— Start of RECORDED DATA —

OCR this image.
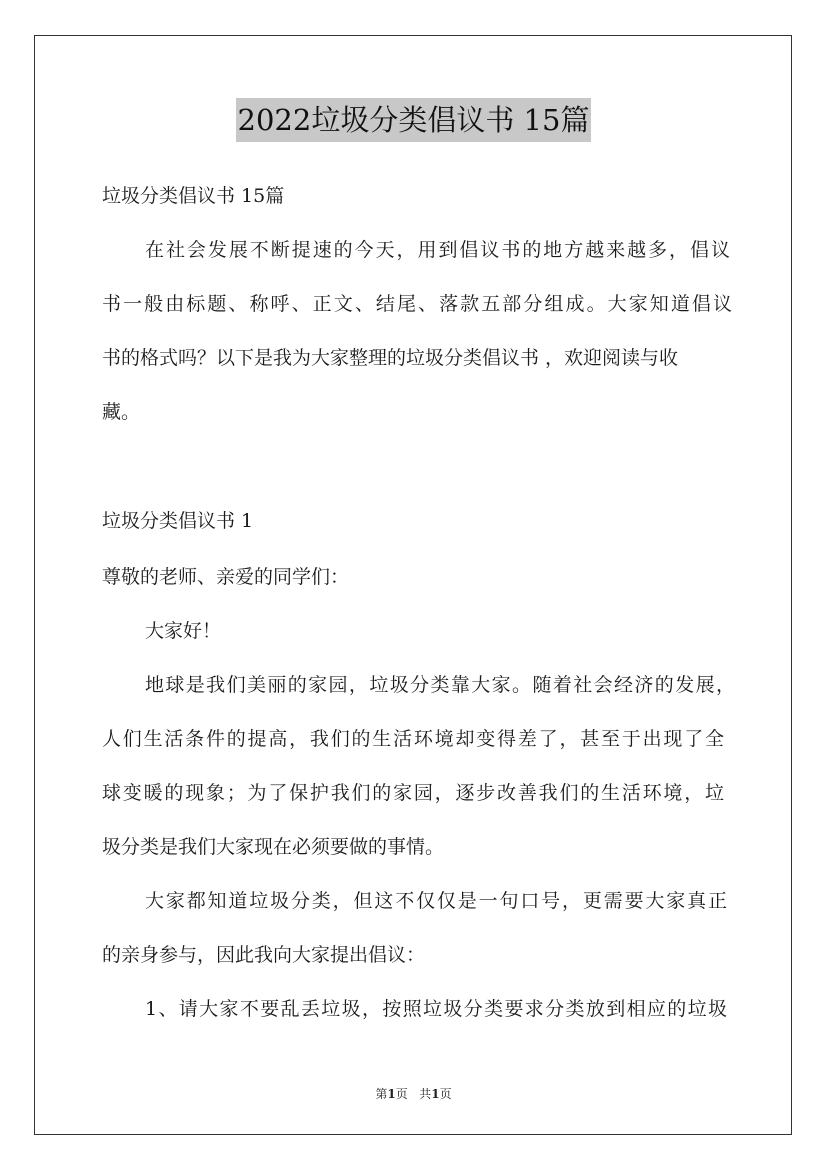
2022垃圾分类倡议书 15篇

垃圾分类倡议书 15篇

在社会发展不断提速的今天，用到倡议书的地方越来越多，倡议

书一般由标题、称呼、正文、结尾、落款五部分组成。大家知道倡议

书的格式吗？以下是我为大家整理的垃圾分类倡议书 ，欢迎阅读与收

藏。

垃圾分类倡议书 1

尊敬的老师、亲爱的同学们：

大家好！

地球是我们美丽的家园，垃圾分类靠大家。随着社会经济的发展，

人们生活条件的提高，我们的生活环境却变得差了，甚至于出现了全

球变暖的现象；为了保护我们的家园，逐步改善我们的生活环境，垃

圾分类是我们大家现在必须要做的事情。

大家都知道垃圾分类，但这不仅仅是一句口号，更需要大家真正

的亲身参与，因此我向大家提出倡议：

1、请大家不要乱丢垃圾，按照垃圾分类要求分类放到相应的垃圾

第1页 共1页
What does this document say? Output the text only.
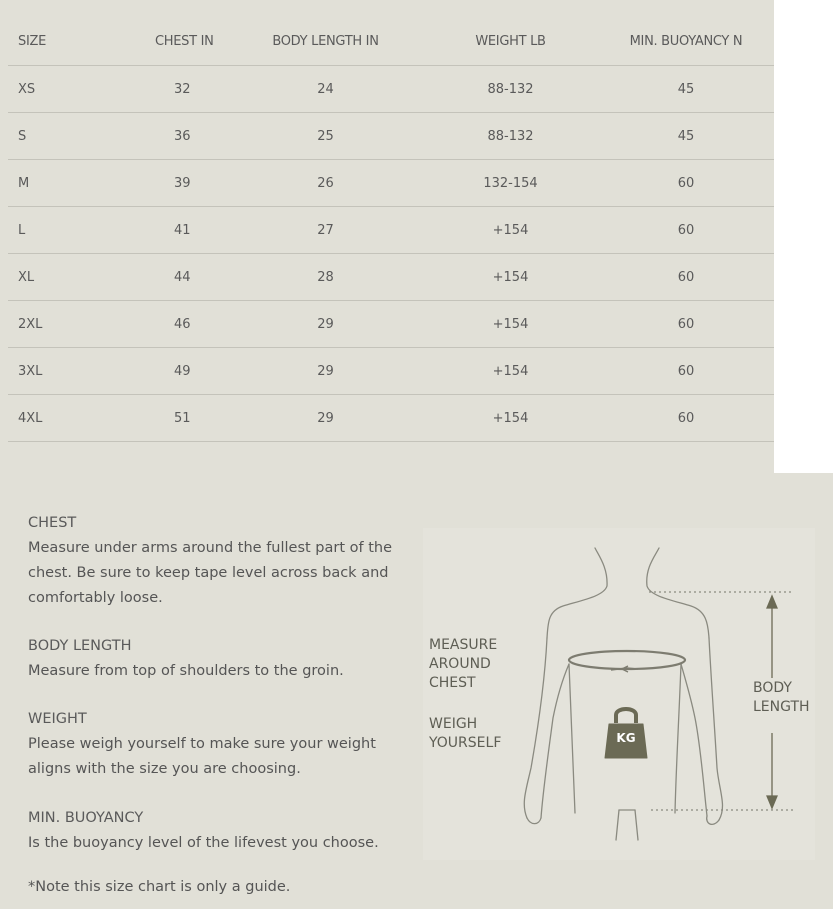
SIZE	CHEST IN	BODY LENGTH IN	WEIGHT LB	MIN. BUOYANCY N
XS	32	24	88-132	45
S	36	25	88-132	45
M	39	26	132-154	60
L	41	27	+154	60
XL	44	28	+154	60
2XL	46	29	+154	60
3XL	49	29	+154	60
4XL	51	29	+154	60
CHEST
Measure under arms around the fullest part of the chest. Be sure to keep tape level across back and comfortably loose.
BODY LENGTH
Measure from top of shoulders to the groin.
WEIGHT
Please weigh yourself to make sure your weight aligns with the size you are choosing.
MIN. BUOYANCY
Is the buoyancy level of the lifevest you choose.
*Note this size chart is only a guide.
KG
MEASURE
AROUND
CHEST
WEIGH
YOURSELF
BODY
LENGTH
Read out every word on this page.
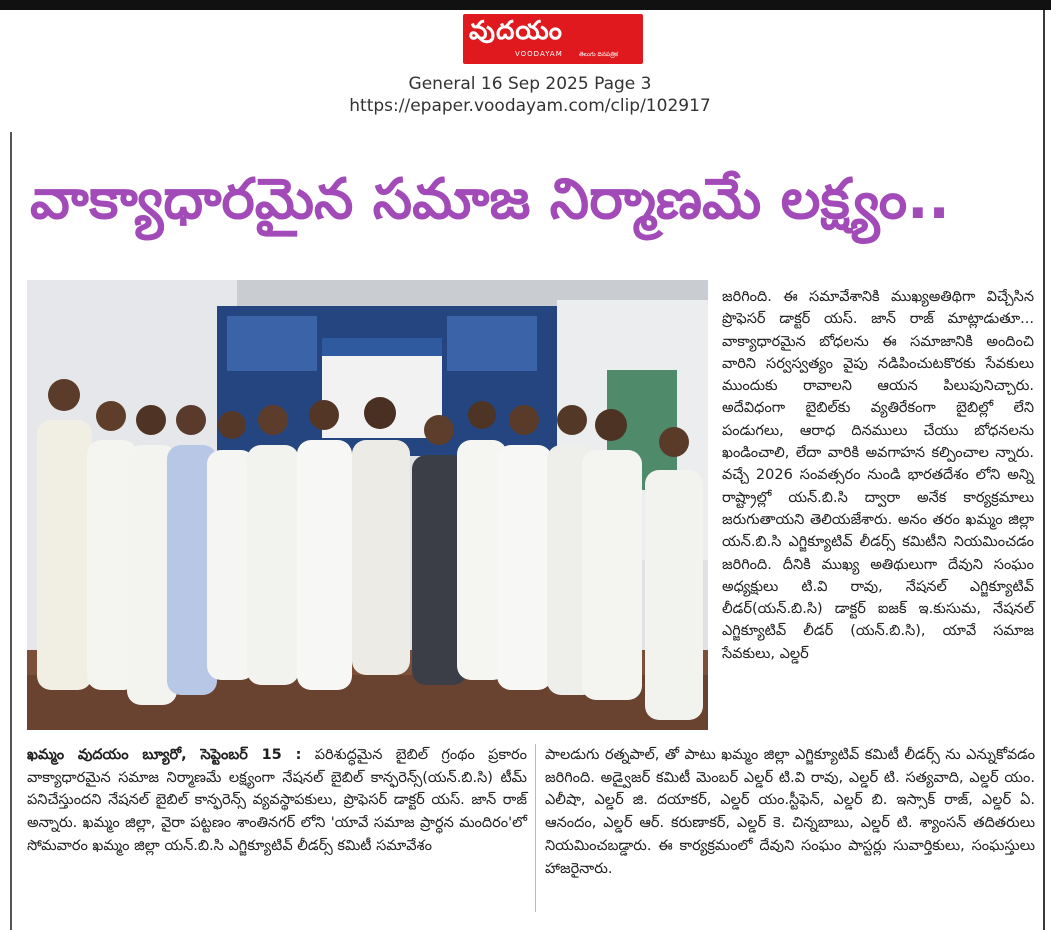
వుదయం
VOODAYAM	తెలుగు దినపత్రిక
General 16 Sep 2025 Page 3
https://epaper.voodayam.com/clip/102917
వాక్యాధారమైన సమాజ నిర్మాణమే లక్ష్యం..
జరిగింది. ఈ సమావేశానికి ముఖ్యఅతిథిగా విచ్చేసిన ప్రొఫెసర్ డాక్టర్ యస్. జాన్ రాజ్ మాట్లాడుతూ... వాక్యాధారమైన బోధలను ఈ సమాజానికి అందించి వారిని సర్వస్వత్యం వైపు నడిపించుటకొరకు సేవకులు ముందుకు రావాలని ఆయన పిలుపునిచ్చారు. అదేవిధంగా బైబిల్‌కు వ్యతిరేకంగా బైబిల్లో లేని పండుగలు, ఆరాధ దినములు చేయు బోధనలను ఖండించాలి, లేదా వారికి అవగాహన కల్పించాల న్నారు. వచ్చే 2026 సంవత్సరం నుండి భారతదేశం లోని అన్ని రాష్ట్రాల్లో యన్.బి.సి ద్వారా అనేక కార్యక్రమాలు జరుగుతాయని తెలియజేశారు. అనం తరం ఖమ్మం జిల్లా యన్.బి.సి ఎగ్జిక్యూటివ్ లీడర్స్ కమిటీని నియమించడం జరిగింది. దీనికి ముఖ్య అతిథులుగా దేవుని సంఘం అధ్యక్షులు టి.వి రావు, నేషనల్ ఎగ్జిక్యూటివ్ లీడర్(యన్.బి.సి) డాక్టర్ ఐజక్ ఇ.కుసుమ, నేషనల్ ఎగ్జిక్యూటివ్ లీడర్ (యన్.బి.సి), యావే సమాజ సేవకులు, ఎల్డర్
ఖమ్మం వుదయం బ్యూరో, సెప్టెంబర్ 15 : పరిశుద్ధమైన బైబిల్ గ్రంథం ప్రకారం వాక్యాధారమైన సమాజ నిర్మాణమే లక్ష్యంగా నేషనల్ బైబిల్ కాన్ఫరెన్స్(యన్.బి.సి) టీమ్ పనిచేస్తుందని నేషనల్ బైబిల్ కాన్ఫరెన్స్ వ్యవస్థాపకులు, ప్రొఫెసర్ డాక్టర్ యస్. జాన్ రాజ్ అన్నారు. ఖమ్మం జిల్లా, వైరా పట్టణం శాంతినగర్ లోని 'యావే సమాజ ప్రార్ధన మందిరం'లో సోమవారం ఖమ్మం జిల్లా యన్.బి.సి ఎగ్జిక్యూటివ్ లీడర్స్ కమిటీ సమావేశం
పాలడుగు రత్నపాల్, తో పాటు ఖమ్మం జిల్లా ఎగ్జిక్యూటివ్ కమిటీ లీడర్స్ ను ఎన్నుకోవడం జరిగింది. అడ్వైజర్ కమిటీ మెంబర్ ఎల్డర్ టి.వి రావు, ఎల్డర్ టి. సత్యవాది, ఎల్డర్ యం. ఎలీషా, ఎల్డర్ జి. దయాకర్, ఎల్డర్ యం.స్టీఫెన్, ఎల్డర్ బి. ఇస్సాక్ రాజ్, ఎల్డర్ ఏ. ఆనందం, ఎల్డర్ ఆర్. కరుణాకర్, ఎల్డర్ కె. చిన్నబాబు, ఎల్డర్ టి. శ్యాంసన్ తదితరులు నియమించబడ్డారు. ఈ కార్యక్రమంలో దేవుని సంఘం పాస్టర్లు సువార్తికులు, సంఘస్తులు హాజరైనారు.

— End of RECORDED DATA —

YOUR OBJECTIVE:
Please leave out the pictures while you copy exactly the lines from the one containing "Read out every word on this page." through the end of the records.

THE SOLUTION:
Read out every word on this page.
వుదయం
VOODAYAM	తెలుగు దినపత్రిక
General 16 Sep 2025 Page 3
https://epaper.voodayam.com/clip/102917
వాక్యాధారమైన సమాజ నిర్మాణమే లక్ష్యం..
జరిగింది. ఈ సమావేశానికి ముఖ్యఅతిథిగా విచ్చేసిన ప్రొఫెసర్ డాక్టర్ యస్. జాన్ రాజ్ మాట్లాడుతూ... వాక్యాధారమైన బోధలను ఈ సమాజానికి అందించి వారిని సర్వస్వత్యం వైపు నడిపించుటకొరకు సేవకులు ముందుకు రావాలని ఆయన పిలుపునిచ్చారు. అదేవిధంగా బైబిల్‌కు వ్యతిరేకంగా బైబిల్లో లేని పండుగలు, ఆరాధ దినములు చేయు బోధనలను ఖండించాలి, లేదా వారికి అవగాహన కల్పించాల న్నారు. వచ్చే 2026 సంవత్సరం నుండి భారతదేశం లోని అన్ని రాష్ట్రాల్లో యన్.బి.సి ద్వారా అనేక కార్యక్రమాలు జరుగుతాయని తెలియజేశారు. అనం తరం ఖమ్మం జిల్లా యన్.బి.సి ఎగ్జిక్యూటివ్ లీడర్స్ కమిటీని నియమించడం జరిగింది. దీనికి ముఖ్య అతిథులుగా దేవుని సంఘం అధ్యక్షులు టి.వి రావు, నేషనల్ ఎగ్జిక్యూటివ్ లీడర్(యన్.బి.సి) డాక్టర్ ఐజక్ ఇ.కుసుమ, నేషనల్ ఎగ్జిక్యూటివ్ లీడర్ (యన్.బి.సి), యావే సమాజ సేవకులు, ఎల్డర్
ఖమ్మం వుదయం బ్యూరో, సెప్టెంబర్ 15 : పరిశుద్ధమైన బైబిల్ గ్రంథం ప్రకారం వాక్యాధారమైన సమాజ నిర్మాణమే లక్ష్యంగా నేషనల్ బైబిల్ కాన్ఫరెన్స్(యన్.బి.సి) టీమ్ పనిచేస్తుందని నేషనల్ బైబిల్ కాన్ఫరెన్స్ వ్యవస్థాపకులు, ప్రొఫెసర్ డాక్టర్ యస్. జాన్ రాజ్ అన్నారు. ఖమ్మం జిల్లా, వైరా పట్టణం శాంతినగర్ లోని 'యావే సమాజ ప్రార్ధన మందిరం'లో సోమవారం ఖమ్మం జిల్లా యన్.బి.సి ఎగ్జిక్యూటివ్ లీడర్స్ కమిటీ సమావేశం
పాలడుగు రత్నపాల్, తో పాటు ఖమ్మం జిల్లా ఎగ్జిక్యూటివ్ కమిటీ లీడర్స్ ను ఎన్నుకోవడం జరిగింది. అడ్వైజర్ కమిటీ మెంబర్ ఎల్డర్ టి.వి రావు, ఎల్డర్ టి. సత్యవాది, ఎల్డర్ యం. ఎలీషా, ఎల్డర్ జి. దయాకర్, ఎల్డర్ యం.స్టీఫెన్, ఎల్డర్ బి. ఇస్సాక్ రాజ్, ఎల్డర్ ఏ. ఆనందం, ఎల్డర్ ఆర్. కరుణాకర్, ఎల్డర్ కె. చిన్నబాబు, ఎల్డర్ టి. శ్యాంసన్ తదితరులు నియమించబడ్డారు. ఈ కార్యక్రమంలో దేవుని సంఘం పాస్టర్లు సువార్తికులు, సంఘస్తులు హాజరైనారు.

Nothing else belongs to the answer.